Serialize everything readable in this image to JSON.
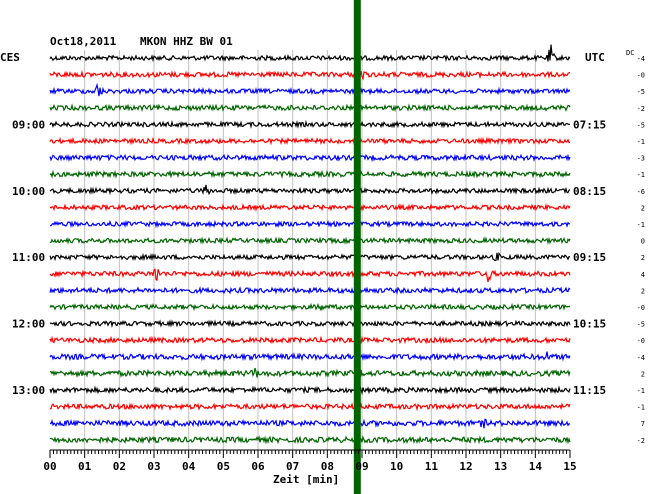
{
  "chart_data": {
    "type": "line",
    "header": {
      "date": "Oct18,2011",
      "station": "MKON HHZ BW 01"
    },
    "left_timezone": "CES",
    "right_timezone": "UTC",
    "dc_label": "DC",
    "xlabel": "Zeit [min]",
    "x_ticks": [
      "00",
      "01",
      "02",
      "03",
      "04",
      "05",
      "06",
      "07",
      "08",
      "09",
      "10",
      "11",
      "12",
      "13",
      "14",
      "15"
    ],
    "xlim": [
      0,
      15
    ],
    "left_hour_labels": [
      {
        "row": 4,
        "text": "09:00"
      },
      {
        "row": 8,
        "text": "10:00"
      },
      {
        "row": 12,
        "text": "11:00"
      },
      {
        "row": 16,
        "text": "12:00"
      },
      {
        "row": 20,
        "text": "13:00"
      }
    ],
    "right_hour_labels": [
      {
        "row": 4,
        "text": "07:15"
      },
      {
        "row": 8,
        "text": "08:15"
      },
      {
        "row": 12,
        "text": "09:15"
      },
      {
        "row": 16,
        "text": "10:15"
      },
      {
        "row": 20,
        "text": "11:15"
      }
    ],
    "dc_offsets": [
      "-4",
      "-0",
      "-5",
      "-2",
      "-5",
      "-1",
      "-3",
      "-1",
      "-6",
      "2",
      "-1",
      "0",
      "2",
      "4",
      "2",
      "-0",
      "-5",
      "-0",
      "-4",
      "2",
      "-1",
      "-1",
      "7",
      "-2"
    ],
    "trace_colors": [
      "#000000",
      "#ff0000",
      "#0000ff",
      "#006400"
    ],
    "series": [
      {
        "row": 0,
        "amplitude": 2.2,
        "events": [
          {
            "minute": 14.45,
            "amplitude": 12
          }
        ]
      },
      {
        "row": 1,
        "amplitude": 2.4,
        "events": [
          {
            "minute": 9.0,
            "amplitude": 4
          }
        ]
      },
      {
        "row": 2,
        "amplitude": 2.2,
        "events": [
          {
            "minute": 1.4,
            "amplitude": 9
          }
        ]
      },
      {
        "row": 3,
        "amplitude": 2.4,
        "events": []
      },
      {
        "row": 4,
        "amplitude": 2.2,
        "events": []
      },
      {
        "row": 5,
        "amplitude": 2.2,
        "events": []
      },
      {
        "row": 6,
        "amplitude": 2.4,
        "events": []
      },
      {
        "row": 7,
        "amplitude": 2.4,
        "events": []
      },
      {
        "row": 8,
        "amplitude": 2.2,
        "events": [
          {
            "minute": 4.5,
            "amplitude": 5
          }
        ]
      },
      {
        "row": 9,
        "amplitude": 2.2,
        "events": []
      },
      {
        "row": 10,
        "amplitude": 2.2,
        "events": []
      },
      {
        "row": 11,
        "amplitude": 2.2,
        "events": []
      },
      {
        "row": 12,
        "amplitude": 2.2,
        "events": [
          {
            "minute": 12.9,
            "amplitude": 3
          }
        ]
      },
      {
        "row": 13,
        "amplitude": 2.4,
        "events": [
          {
            "minute": 3.05,
            "amplitude": 9
          },
          {
            "minute": 12.65,
            "amplitude": 7
          }
        ]
      },
      {
        "row": 14,
        "amplitude": 2.4,
        "events": []
      },
      {
        "row": 15,
        "amplitude": 2.2,
        "events": [
          {
            "minute": 7.75,
            "amplitude": 5
          }
        ]
      },
      {
        "row": 16,
        "amplitude": 2.2,
        "events": []
      },
      {
        "row": 17,
        "amplitude": 2.4,
        "events": []
      },
      {
        "row": 18,
        "amplitude": 2.6,
        "events": [
          {
            "minute": 14.3,
            "amplitude": 4
          }
        ]
      },
      {
        "row": 19,
        "amplitude": 2.6,
        "events": [
          {
            "minute": 5.9,
            "amplitude": 5
          },
          {
            "minute": 8.9,
            "amplitude": 6
          }
        ]
      },
      {
        "row": 20,
        "amplitude": 2.4,
        "events": [
          {
            "minute": 8.9,
            "amplitude": 5
          }
        ]
      },
      {
        "row": 21,
        "amplitude": 2.4,
        "events": []
      },
      {
        "row": 22,
        "amplitude": 2.6,
        "events": [
          {
            "minute": 12.5,
            "amplitude": 3
          }
        ]
      },
      {
        "row": 23,
        "amplitude": 2.6,
        "events": []
      }
    ],
    "marker": {
      "minute": 8.85,
      "color": "#006400"
    },
    "grid": true
  }
}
━━━━━━━━━━━━━━━━━━━━
Output every entry exactly as given; pictures are not part of the copy.

Serialize everything readable in this image to JSON.
{
  "chart_data": {
    "type": "line",
    "header": {
      "date": "Oct18,2011",
      "station": "MKON HHZ BW 01"
    },
    "left_timezone": "CES",
    "right_timezone": "UTC",
    "dc_label": "DC",
    "xlabel": "Zeit [min]",
    "x_ticks": [
      "00",
      "01",
      "02",
      "03",
      "04",
      "05",
      "06",
      "07",
      "08",
      "09",
      "10",
      "11",
      "12",
      "13",
      "14",
      "15"
    ],
    "xlim": [
      0,
      15
    ],
    "left_hour_labels": [
      {
        "row": 4,
        "text": "09:00"
      },
      {
        "row": 8,
        "text": "10:00"
      },
      {
        "row": 12,
        "text": "11:00"
      },
      {
        "row": 16,
        "text": "12:00"
      },
      {
        "row": 20,
        "text": "13:00"
      }
    ],
    "right_hour_labels": [
      {
        "row": 4,
        "text": "07:15"
      },
      {
        "row": 8,
        "text": "08:15"
      },
      {
        "row": 12,
        "text": "09:15"
      },
      {
        "row": 16,
        "text": "10:15"
      },
      {
        "row": 20,
        "text": "11:15"
      }
    ],
    "dc_offsets": [
      "-4",
      "-0",
      "-5",
      "-2",
      "-5",
      "-1",
      "-3",
      "-1",
      "-6",
      "2",
      "-1",
      "0",
      "2",
      "4",
      "2",
      "-0",
      "-5",
      "-0",
      "-4",
      "2",
      "-1",
      "-1",
      "7",
      "-2"
    ],
    "trace_colors": [
      "#000000",
      "#ff0000",
      "#0000ff",
      "#006400"
    ],
    "series": [
      {
        "row": 0,
        "amplitude": 2.2,
        "events": [
          {
            "minute": 14.45,
            "amplitude": 12
          }
        ]
      },
      {
        "row": 1,
        "amplitude": 2.4,
        "events": [
          {
            "minute": 9.0,
            "amplitude": 4
          }
        ]
      },
      {
        "row": 2,
        "amplitude": 2.2,
        "events": [
          {
            "minute": 1.4,
            "amplitude": 9
          }
        ]
      },
      {
        "row": 3,
        "amplitude": 2.4,
        "events": []
      },
      {
        "row": 4,
        "amplitude": 2.2,
        "events": []
      },
      {
        "row": 5,
        "amplitude": 2.2,
        "events": []
      },
      {
        "row": 6,
        "amplitude": 2.4,
        "events": []
      },
      {
        "row": 7,
        "amplitude": 2.4,
        "events": []
      },
      {
        "row": 8,
        "amplitude": 2.2,
        "events": [
          {
            "minute": 4.5,
            "amplitude": 5
          }
        ]
      },
      {
        "row": 9,
        "amplitude": 2.2,
        "events": []
      },
      {
        "row": 10,
        "amplitude": 2.2,
        "events": []
      },
      {
        "row": 11,
        "amplitude": 2.2,
        "events": []
      },
      {
        "row": 12,
        "amplitude": 2.2,
        "events": [
          {
            "minute": 12.9,
            "amplitude": 3
          }
        ]
      },
      {
        "row": 13,
        "amplitude": 2.4,
        "events": [
          {
            "minute": 3.05,
            "amplitude": 9
          },
          {
            "minute": 12.65,
            "amplitude": 7
          }
        ]
      },
      {
        "row": 14,
        "amplitude": 2.4,
        "events": []
      },
      {
        "row": 15,
        "amplitude": 2.2,
        "events": [
          {
            "minute": 7.75,
            "amplitude": 5
          }
        ]
      },
      {
        "row": 16,
        "amplitude": 2.2,
        "events": []
      },
      {
        "row": 17,
        "amplitude": 2.4,
        "events": []
      },
      {
        "row": 18,
        "amplitude": 2.6,
        "events": [
          {
            "minute": 14.3,
            "amplitude": 4
          }
        ]
      },
      {
        "row": 19,
        "amplitude": 2.6,
        "events": [
          {
            "minute": 5.9,
            "amplitude": 5
          },
          {
            "minute": 8.9,
            "amplitude": 6
          }
        ]
      },
      {
        "row": 20,
        "amplitude": 2.4,
        "events": [
          {
            "minute": 8.9,
            "amplitude": 5
          }
        ]
      },
      {
        "row": 21,
        "amplitude": 2.4,
        "events": []
      },
      {
        "row": 22,
        "amplitude": 2.6,
        "events": [
          {
            "minute": 12.5,
            "amplitude": 3
          }
        ]
      },
      {
        "row": 23,
        "amplitude": 2.6,
        "events": []
      }
    ],
    "marker": {
      "minute": 8.85,
      "color": "#006400"
    },
    "grid": true
  }
}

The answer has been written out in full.